[Input for this task]
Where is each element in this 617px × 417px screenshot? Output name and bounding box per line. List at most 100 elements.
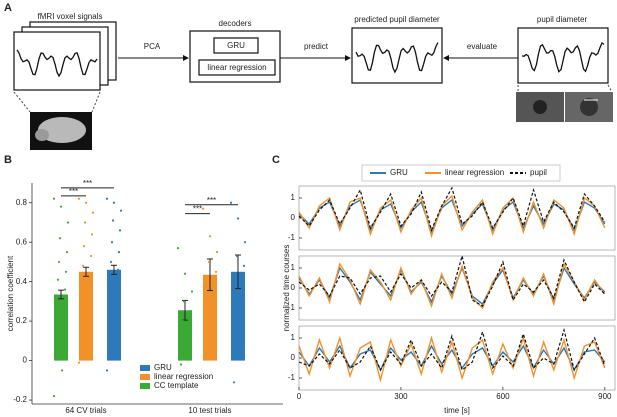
trial-point xyxy=(80,280,84,283)
trial-point xyxy=(205,300,209,303)
diagram: fMRI voxel signals PCA decoders GRU line… xyxy=(13,12,613,150)
trial-point xyxy=(214,270,218,273)
trial-point xyxy=(229,201,233,204)
y-tick-label: -0.2 xyxy=(13,395,27,404)
trial-point xyxy=(63,288,67,291)
trial-point xyxy=(118,229,122,232)
target-label: pupil diameter xyxy=(537,15,588,24)
trial-point xyxy=(189,310,193,313)
model-label: GRU xyxy=(227,41,245,50)
series-line xyxy=(298,198,606,234)
model-box xyxy=(213,37,259,54)
x-tick-label: 300 xyxy=(394,392,408,401)
trial-point xyxy=(79,300,83,303)
trial-point xyxy=(187,349,191,352)
y-tick-label: 0 xyxy=(291,353,296,362)
trial-point xyxy=(112,201,116,204)
trial-point xyxy=(66,221,70,224)
trial-point xyxy=(240,310,244,313)
trial-point xyxy=(233,296,237,299)
pupil xyxy=(533,100,547,114)
trial-point xyxy=(53,349,57,352)
bar xyxy=(79,271,93,361)
trial-point xyxy=(108,276,112,279)
trial-point xyxy=(180,335,184,339)
y-tick-label: 1 xyxy=(291,193,296,202)
trial-point xyxy=(176,247,180,250)
trial-point xyxy=(241,284,245,287)
trial-point xyxy=(232,381,236,384)
trial-point xyxy=(56,278,60,281)
y-tick-label: 0.2 xyxy=(16,316,28,325)
trial-point xyxy=(215,250,219,254)
y-tick-label: 0 xyxy=(291,283,296,292)
x-tick-label: 0 xyxy=(297,392,302,401)
subplot-frame xyxy=(298,255,616,321)
trial-point xyxy=(116,268,120,271)
trial-point xyxy=(52,395,56,398)
trial-point xyxy=(77,361,81,364)
bar xyxy=(54,294,68,361)
trial-point xyxy=(212,320,216,323)
bar xyxy=(203,274,217,361)
trial-point xyxy=(60,369,64,372)
trial-point xyxy=(106,323,110,327)
trial-point xyxy=(59,205,63,208)
trial-point xyxy=(105,369,109,372)
trial-point xyxy=(52,197,56,200)
model-label: linear regression xyxy=(207,63,266,72)
connector xyxy=(607,84,613,93)
trial-point xyxy=(87,290,91,293)
trial-point xyxy=(113,339,117,342)
series-line xyxy=(298,327,606,372)
trial-point xyxy=(207,260,211,264)
connector xyxy=(91,91,101,113)
y-tick-label: 0 xyxy=(291,213,296,222)
y-axis-label: correlation coefficient xyxy=(6,255,15,331)
panel-label: C xyxy=(272,154,280,166)
trial-point xyxy=(204,343,208,346)
trial-point xyxy=(57,260,61,264)
trial-point xyxy=(243,241,247,244)
trial-point xyxy=(105,197,109,200)
connector xyxy=(13,91,31,113)
bar xyxy=(178,310,192,361)
bar xyxy=(231,271,245,361)
signal-trace xyxy=(355,42,439,74)
trial-point xyxy=(208,235,212,238)
legend-label: CC template xyxy=(154,381,199,390)
legend-label: GRU xyxy=(390,168,408,177)
brain xyxy=(35,129,49,141)
x-tick-label: 900 xyxy=(598,392,612,401)
trial-point xyxy=(110,241,114,244)
trial-point xyxy=(206,280,210,283)
trial-point xyxy=(235,254,239,258)
legend-label: GRU xyxy=(154,363,172,372)
model-box xyxy=(198,59,276,76)
legend-label: pupil xyxy=(530,168,547,177)
trial-point xyxy=(77,197,81,200)
trial-point xyxy=(58,237,62,240)
trial-point xyxy=(242,264,246,267)
legend-label: linear regression xyxy=(445,168,504,177)
step-label: evaluate xyxy=(467,42,498,51)
legend-swatch xyxy=(140,374,150,380)
trial-point xyxy=(190,290,194,293)
brain xyxy=(38,117,86,143)
trial-point xyxy=(117,250,121,254)
y-axis-label: normalized time courses xyxy=(282,245,291,332)
trial-point xyxy=(83,221,87,224)
step-label: predict xyxy=(304,42,329,51)
x-tick-label: 64 CV trials xyxy=(65,406,106,415)
trial-point xyxy=(85,343,89,346)
legend-label: linear regression xyxy=(154,372,213,381)
trial-point xyxy=(64,270,68,273)
bar xyxy=(107,269,121,361)
legend-box xyxy=(361,164,561,182)
y-tick-label: 0 xyxy=(23,356,28,365)
trial-point xyxy=(65,250,69,254)
signal-trace xyxy=(16,49,98,78)
signal-box xyxy=(13,31,101,91)
legend-swatch xyxy=(140,383,150,389)
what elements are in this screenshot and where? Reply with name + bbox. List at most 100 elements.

[Your objective] Retype all of the items above word for word, with the pictures left out.

[Full output]
Where is each element in this 617px × 417px screenshot? Output name and bounding box per line. List at most 100 elements.
trial-point xyxy=(80,280,84,283)
trial-point xyxy=(205,300,209,303)
diagram: fMRI voxel signals PCA decoders GRU line… xyxy=(13,12,613,150)
trial-point xyxy=(214,270,218,273)
trial-point xyxy=(229,201,233,204)
y-tick-label: -0.2 xyxy=(13,395,27,404)
trial-point xyxy=(63,288,67,291)
trial-point xyxy=(118,229,122,232)
target-label: pupil diameter xyxy=(537,15,588,24)
trial-point xyxy=(189,310,193,313)
model-label: GRU xyxy=(227,41,245,50)
series-line xyxy=(298,198,606,234)
model-box xyxy=(213,37,259,54)
x-tick-label: 300 xyxy=(394,392,408,401)
trial-point xyxy=(79,300,83,303)
trial-point xyxy=(187,349,191,352)
y-tick-label: 0 xyxy=(291,353,296,362)
trial-point xyxy=(112,201,116,204)
trial-point xyxy=(66,221,70,224)
trial-point xyxy=(240,310,244,313)
trial-point xyxy=(233,296,237,299)
pupil xyxy=(533,100,547,114)
trial-point xyxy=(53,349,57,352)
bar xyxy=(79,271,93,361)
trial-point xyxy=(108,276,112,279)
trial-point xyxy=(180,335,184,339)
y-tick-label: 1 xyxy=(291,193,296,202)
trial-point xyxy=(176,247,180,250)
trial-point xyxy=(241,284,245,287)
trial-point xyxy=(232,381,236,384)
trial-point xyxy=(56,278,60,281)
y-tick-label: 0.2 xyxy=(16,316,28,325)
trial-point xyxy=(215,250,219,254)
y-tick-label: 0 xyxy=(291,283,296,292)
x-tick-label: 0 xyxy=(297,392,302,401)
subplot-frame xyxy=(298,255,616,321)
trial-point xyxy=(116,268,120,271)
trial-point xyxy=(52,395,56,398)
trial-point xyxy=(77,361,81,364)
bar xyxy=(54,294,68,361)
trial-point xyxy=(212,320,216,323)
bar xyxy=(203,274,217,361)
trial-point xyxy=(60,369,64,372)
trial-point xyxy=(106,323,110,327)
trial-point xyxy=(59,205,63,208)
trial-point xyxy=(105,369,109,372)
trial-point xyxy=(52,197,56,200)
model-label: linear regression xyxy=(207,63,266,72)
connector xyxy=(607,84,613,93)
trial-point xyxy=(87,290,91,293)
trial-point xyxy=(113,339,117,342)
series-line xyxy=(298,327,606,372)
trial-point xyxy=(207,260,211,264)
connector xyxy=(91,91,101,113)
y-tick-label: 0 xyxy=(291,213,296,222)
y-axis-label: correlation coefficient xyxy=(6,255,15,331)
panel-label: C xyxy=(272,154,280,166)
trial-point xyxy=(204,343,208,346)
trial-point xyxy=(57,260,61,264)
trial-point xyxy=(243,241,247,244)
trial-point xyxy=(105,197,109,200)
connector xyxy=(13,91,31,113)
bar xyxy=(178,310,192,361)
bar xyxy=(231,271,245,361)
signal-trace xyxy=(355,42,439,74)
trial-point xyxy=(208,235,212,238)
legend-label: CC template xyxy=(154,381,199,390)
legend-label: GRU xyxy=(390,168,408,177)
brain xyxy=(35,129,49,141)
x-tick-label: 900 xyxy=(598,392,612,401)
trial-point xyxy=(110,241,114,244)
trial-point xyxy=(206,280,210,283)
trial-point xyxy=(235,254,239,258)
legend-label: GRU xyxy=(154,363,172,372)
model-box xyxy=(198,59,276,76)
legend-label: pupil xyxy=(530,168,547,177)
trial-point xyxy=(77,197,81,200)
trial-point xyxy=(58,237,62,240)
trial-point xyxy=(242,264,246,267)
legend-label: linear regression xyxy=(445,168,504,177)
step-label: evaluate xyxy=(467,42,498,51)
legend-swatch xyxy=(140,374,150,380)
trial-point xyxy=(190,290,194,293)
brain xyxy=(38,117,86,143)
trial-point xyxy=(117,250,121,254)
y-axis-label: normalized time courses xyxy=(282,245,291,332)
trial-point xyxy=(83,221,87,224)
step-label: predict xyxy=(304,42,329,51)
x-tick-label: 64 CV trials xyxy=(65,406,106,415)
trial-point xyxy=(85,343,89,346)
legend-label: linear regression xyxy=(154,372,213,381)
trial-point xyxy=(64,270,68,273)
bar xyxy=(107,269,121,361)
legend-box xyxy=(361,164,561,182)
y-tick-label: 0 xyxy=(23,356,28,365)
trial-point xyxy=(65,250,69,254)
signal-trace xyxy=(16,49,98,78)
signal-box xyxy=(13,31,101,91)
legend-swatch xyxy=(140,383,150,389)
what elements are in this screenshot and where? Reply with name + bbox. List at most 100 elements.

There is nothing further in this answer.